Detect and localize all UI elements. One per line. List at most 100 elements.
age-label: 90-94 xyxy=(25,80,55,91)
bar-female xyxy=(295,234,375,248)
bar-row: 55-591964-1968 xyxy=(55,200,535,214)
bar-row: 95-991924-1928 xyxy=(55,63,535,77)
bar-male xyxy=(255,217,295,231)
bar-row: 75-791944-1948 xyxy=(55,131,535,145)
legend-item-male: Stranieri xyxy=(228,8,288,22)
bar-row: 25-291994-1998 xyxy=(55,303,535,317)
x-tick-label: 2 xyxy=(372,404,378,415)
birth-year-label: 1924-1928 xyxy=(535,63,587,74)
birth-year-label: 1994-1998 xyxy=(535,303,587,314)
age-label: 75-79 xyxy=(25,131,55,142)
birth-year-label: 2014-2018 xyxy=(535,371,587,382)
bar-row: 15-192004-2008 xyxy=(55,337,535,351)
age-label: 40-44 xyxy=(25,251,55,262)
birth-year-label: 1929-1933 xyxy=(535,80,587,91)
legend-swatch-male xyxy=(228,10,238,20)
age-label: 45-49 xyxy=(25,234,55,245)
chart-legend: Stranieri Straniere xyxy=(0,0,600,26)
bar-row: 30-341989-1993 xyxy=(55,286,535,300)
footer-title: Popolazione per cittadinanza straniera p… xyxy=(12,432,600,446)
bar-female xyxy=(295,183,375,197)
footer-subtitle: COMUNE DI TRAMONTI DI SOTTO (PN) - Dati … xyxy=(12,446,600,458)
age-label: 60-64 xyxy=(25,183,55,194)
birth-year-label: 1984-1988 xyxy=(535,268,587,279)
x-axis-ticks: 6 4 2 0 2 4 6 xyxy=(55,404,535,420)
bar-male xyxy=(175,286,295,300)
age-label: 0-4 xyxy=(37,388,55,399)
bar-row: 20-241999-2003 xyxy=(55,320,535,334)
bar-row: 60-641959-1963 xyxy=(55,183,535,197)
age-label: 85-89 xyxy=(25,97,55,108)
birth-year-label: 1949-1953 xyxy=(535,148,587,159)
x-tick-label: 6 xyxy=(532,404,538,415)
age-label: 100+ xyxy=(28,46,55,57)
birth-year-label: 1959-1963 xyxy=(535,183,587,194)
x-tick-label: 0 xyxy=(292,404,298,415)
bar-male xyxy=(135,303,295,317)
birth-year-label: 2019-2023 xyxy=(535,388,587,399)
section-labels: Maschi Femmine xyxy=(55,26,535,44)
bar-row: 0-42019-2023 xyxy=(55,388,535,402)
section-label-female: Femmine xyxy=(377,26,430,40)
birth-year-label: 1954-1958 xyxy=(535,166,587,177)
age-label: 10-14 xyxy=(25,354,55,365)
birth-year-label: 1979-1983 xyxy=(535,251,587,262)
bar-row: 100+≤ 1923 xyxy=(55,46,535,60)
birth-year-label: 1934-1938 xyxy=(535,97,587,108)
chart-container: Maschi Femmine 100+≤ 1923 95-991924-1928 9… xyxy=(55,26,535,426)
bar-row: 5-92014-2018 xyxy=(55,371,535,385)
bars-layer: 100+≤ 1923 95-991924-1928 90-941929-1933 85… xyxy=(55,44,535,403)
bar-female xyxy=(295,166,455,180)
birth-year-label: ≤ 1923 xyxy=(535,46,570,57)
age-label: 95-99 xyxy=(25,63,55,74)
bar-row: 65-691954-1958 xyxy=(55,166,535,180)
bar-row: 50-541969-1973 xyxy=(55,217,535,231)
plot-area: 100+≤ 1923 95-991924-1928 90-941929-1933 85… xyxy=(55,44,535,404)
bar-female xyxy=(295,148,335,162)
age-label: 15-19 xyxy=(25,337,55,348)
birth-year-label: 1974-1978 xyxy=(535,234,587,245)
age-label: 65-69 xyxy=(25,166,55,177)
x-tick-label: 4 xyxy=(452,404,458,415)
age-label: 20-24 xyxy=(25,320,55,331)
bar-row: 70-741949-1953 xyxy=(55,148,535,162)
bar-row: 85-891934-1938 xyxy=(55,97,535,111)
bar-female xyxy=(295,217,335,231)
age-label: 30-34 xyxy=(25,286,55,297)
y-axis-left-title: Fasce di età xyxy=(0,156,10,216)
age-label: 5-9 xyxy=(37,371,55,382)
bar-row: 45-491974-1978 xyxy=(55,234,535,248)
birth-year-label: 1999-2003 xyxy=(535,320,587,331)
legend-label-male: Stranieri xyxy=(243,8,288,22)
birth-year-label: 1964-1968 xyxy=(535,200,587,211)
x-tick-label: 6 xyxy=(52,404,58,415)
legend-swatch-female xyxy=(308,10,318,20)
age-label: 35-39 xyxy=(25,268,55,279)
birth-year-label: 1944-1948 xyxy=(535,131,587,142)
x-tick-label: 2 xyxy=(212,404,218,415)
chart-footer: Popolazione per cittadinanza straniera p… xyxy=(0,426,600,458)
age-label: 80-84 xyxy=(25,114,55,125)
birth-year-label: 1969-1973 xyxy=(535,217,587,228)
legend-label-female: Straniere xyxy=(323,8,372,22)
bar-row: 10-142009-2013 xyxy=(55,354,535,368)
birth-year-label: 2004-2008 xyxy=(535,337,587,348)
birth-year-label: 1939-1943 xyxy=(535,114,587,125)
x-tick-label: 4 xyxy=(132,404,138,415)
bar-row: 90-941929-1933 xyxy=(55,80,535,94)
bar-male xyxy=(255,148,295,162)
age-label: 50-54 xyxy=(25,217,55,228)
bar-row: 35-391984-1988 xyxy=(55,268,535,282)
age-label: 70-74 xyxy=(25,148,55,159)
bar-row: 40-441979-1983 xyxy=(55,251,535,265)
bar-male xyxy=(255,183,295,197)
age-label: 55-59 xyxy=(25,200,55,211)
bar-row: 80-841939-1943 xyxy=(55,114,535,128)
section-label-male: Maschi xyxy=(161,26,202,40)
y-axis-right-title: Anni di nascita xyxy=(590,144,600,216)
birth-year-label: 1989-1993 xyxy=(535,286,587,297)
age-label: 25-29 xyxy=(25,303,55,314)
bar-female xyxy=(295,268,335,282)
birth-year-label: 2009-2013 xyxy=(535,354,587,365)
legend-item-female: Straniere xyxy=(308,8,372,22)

* CHALLENGE:
Please render every line of the records as a JSON list of strings, one string per line, with blank lines left out.

* RESULT:
[
  "Detect and localize all UI elements. One per line. List at most 100 elements.",
  "age-label: 90-94 xyxy=(25,80,55,91)",
  "bar-female xyxy=(295,234,375,248)",
  "bar-row: 55-591964-1968 xyxy=(55,200,535,214)",
  "bar-row: 95-991924-1928 xyxy=(55,63,535,77)",
  "bar-male xyxy=(255,217,295,231)",
  "bar-row: 75-791944-1948 xyxy=(55,131,535,145)",
  "legend-item-male: Stranieri xyxy=(228,8,288,22)",
  "bar-row: 25-291994-1998 xyxy=(55,303,535,317)",
  "x-tick-label: 2 xyxy=(372,404,378,415)",
  "birth-year-label: 1924-1928 xyxy=(535,63,587,74)",
  "birth-year-label: 1994-1998 xyxy=(535,303,587,314)",
  "age-label: 75-79 xyxy=(25,131,55,142)",
  "birth-year-label: 2014-2018 xyxy=(535,371,587,382)",
  "bar-row: 15-192004-2008 xyxy=(55,337,535,351)",
  "age-label: 40-44 xyxy=(25,251,55,262)",
  "birth-year-label: 1929-1933 xyxy=(535,80,587,91)",
  "legend-swatch-male xyxy=(228,10,238,20)",
  "age-label: 45-49 xyxy=(25,234,55,245)",
  "chart-legend: Stranieri Straniere xyxy=(0,0,600,26)",
  "bar-row: 30-341989-1993 xyxy=(55,286,535,300)",
  "footer-title: Popolazione per cittadinanza straniera p… xyxy=(12,432,600,446)",
  "bar-female xyxy=(295,183,375,197)",
  "footer-subtitle: COMUNE DI TRAMONTI DI SOTTO (PN) - Dati … xyxy=(12,446,600,458)",
  "age-label: 60-64 xyxy=(25,183,55,194)",
  "birth-year-label: 1984-1988 xyxy=(535,268,587,279)",
  "x-axis-ticks: 6 4 2 0 2 4 6 xyxy=(55,404,535,420)",
  "bar-male xyxy=(175,286,295,300)",
  "age-label: 0-4 xyxy=(37,388,55,399)",
  "bar-row: 20-241999-2003 xyxy=(55,320,535,334)",
  "bar-row: 60-641959-1963 xyxy=(55,183,535,197)",
  "age-label: 85-89 xyxy=(25,97,55,108)",
  "birth-year-label: 1949-1953 xyxy=(535,148,587,159)",
  "x-tick-label: 6 xyxy=(532,404,538,415)",
  "age-label: 100+ xyxy=(28,46,55,57)",
  "birth-year-label: 1959-1963 xyxy=(535,183,587,194)",
  "x-tick-label: 0 xyxy=(292,404,298,415)",
  "bar-male xyxy=(135,303,295,317)",
  "birth-year-label: 2019-2023 xyxy=(535,388,587,399)",
  "section-labels: Maschi Femmine xyxy=(55,26,535,44)",
  "bar-row: 0-42019-2023 xyxy=(55,388,535,402)",
  "section-label-female: Femmine xyxy=(377,26,430,40)",
  "birth-year-label: 1954-1958 xyxy=(535,166,587,177)",
  "age-label: 10-14 xyxy=(25,354,55,365)",
  "birth-year-label: 1979-1983 xyxy=(535,251,587,262)",
  "bar-row: 100+≤ 1923 xyxy=(55,46,535,60)",
  "birth-year-label: 1934-1938 xyxy=(535,97,587,108)",
  "chart-container: Maschi Femmine 100+≤ 1923 95-991924-1928 9… xyxy=(55,26,535,426)",
  "bar-row: 5-92014-2018 xyxy=(55,371,535,385)",
  "bars-layer: 100+≤ 1923 95-991924-1928 90-941929-1933 85… xyxy=(55,44,535,403)",
  "bar-female xyxy=(295,166,455,180)",
  "birth-year-label: ≤ 1923 xyxy=(535,46,570,57)",
  "age-label: 95-99 xyxy=(25,63,55,74)",
  "bar-row: 65-691954-1958 xyxy=(55,166,535,180)",
  "bar-row: 50-541969-1973 xyxy=(55,217,535,231)",
  "plot-area: 100+≤ 1923 95-991924-1928 90-941929-1933 85… xyxy=(55,44,535,404)",
  "bar-female xyxy=(295,148,335,162)",
  "age-label: 15-19 xyxy=(25,337,55,348)",
  "birth-year-label: 1974-1978 xyxy=(535,234,587,245)",
  "age-label: 65-69 xyxy=(25,166,55,177)",
  "x-tick-label: 4 xyxy=(452,404,458,415)",
  "age-label: 20-24 xyxy=(25,320,55,331)",
  "bar-row: 70-741949-1953 xyxy=(55,148,535,162)",
  "bar-row: 85-891934-1938 xyxy=(55,97,535,111)",
  "bar-female xyxy=(295,217,335,231)",
  "age-label: 30-34 xyxy=(25,286,55,297)",
  "y-axis-left-title: Fasce di età xyxy=(0,156,10,216)",
  "age-label: 5-9 xyxy=(37,371,55,382)",
  "bar-row: 45-491974-1978 xyxy=(55,234,535,248)",
  "birth-year-label: 1999-2003 xyxy=(535,320,587,331)",
  "legend-label-male: Stranieri xyxy=(243,8,288,22)",
  "birth-year-label: 1964-1968 xyxy=(535,200,587,211)",
  "x-tick-label: 6 xyxy=(52,404,58,415)",
  "legend-swatch-female xyxy=(308,10,318,20)",
  "age-label: 35-39 xyxy=(25,268,55,279)",
  "birth-year-label: 1944-1948 xyxy=(535,131,587,142)",
  "x-tick-label: 2 xyxy=(212,404,218,415)",
  "chart-footer: Popolazione per cittadinanza straniera p… xyxy=(0,426,600,458)",
  "age-label: 80-84 xyxy=(25,114,55,125)",
  "birth-year-label: 1969-1973 xyxy=(535,217,587,228)",
  "legend-label-female: Straniere xyxy=(323,8,372,22)",
  "bar-row: 10-142009-2013 xyxy=(55,354,535,368)",
  "birth-year-label: 2004-2008 xyxy=(535,337,587,348)",
  "birth-year-label: 1939-1943 xyxy=(535,114,587,125)",
  "x-tick-label: 4 xyxy=(132,404,138,415)",
  "bar-row: 90-941929-1933 xyxy=(55,80,535,94)",
  "bar-male xyxy=(255,148,295,162)",
  "age-label: 50-54 xyxy=(25,217,55,228)",
  "bar-row: 35-391984-1988 xyxy=(55,268,535,282)",
  "age-label: 70-74 xyxy=(25,148,55,159)",
  "bar-row: 40-441979-1983 xyxy=(55,251,535,265)",
  "bar-male xyxy=(255,183,295,197)",
  "age-label: 55-59 xyxy=(25,200,55,211)",
  "bar-row: 80-841939-1943 xyxy=(55,114,535,128)",
  "section-label-male: Maschi xyxy=(161,26,202,40)",
  "y-axis-right-title: Anni di nascita xyxy=(590,144,600,216)",
  "birth-year-label: 1989-1993 xyxy=(535,286,587,297)",
  "age-label: 25-29 xyxy=(25,303,55,314)",
  "bar-female xyxy=(295,268,335,282)",
  "birth-year-label: 2009-2013 xyxy=(535,354,587,365)",
  "legend-item-female: Straniere xyxy=(308,8,372,22)"
]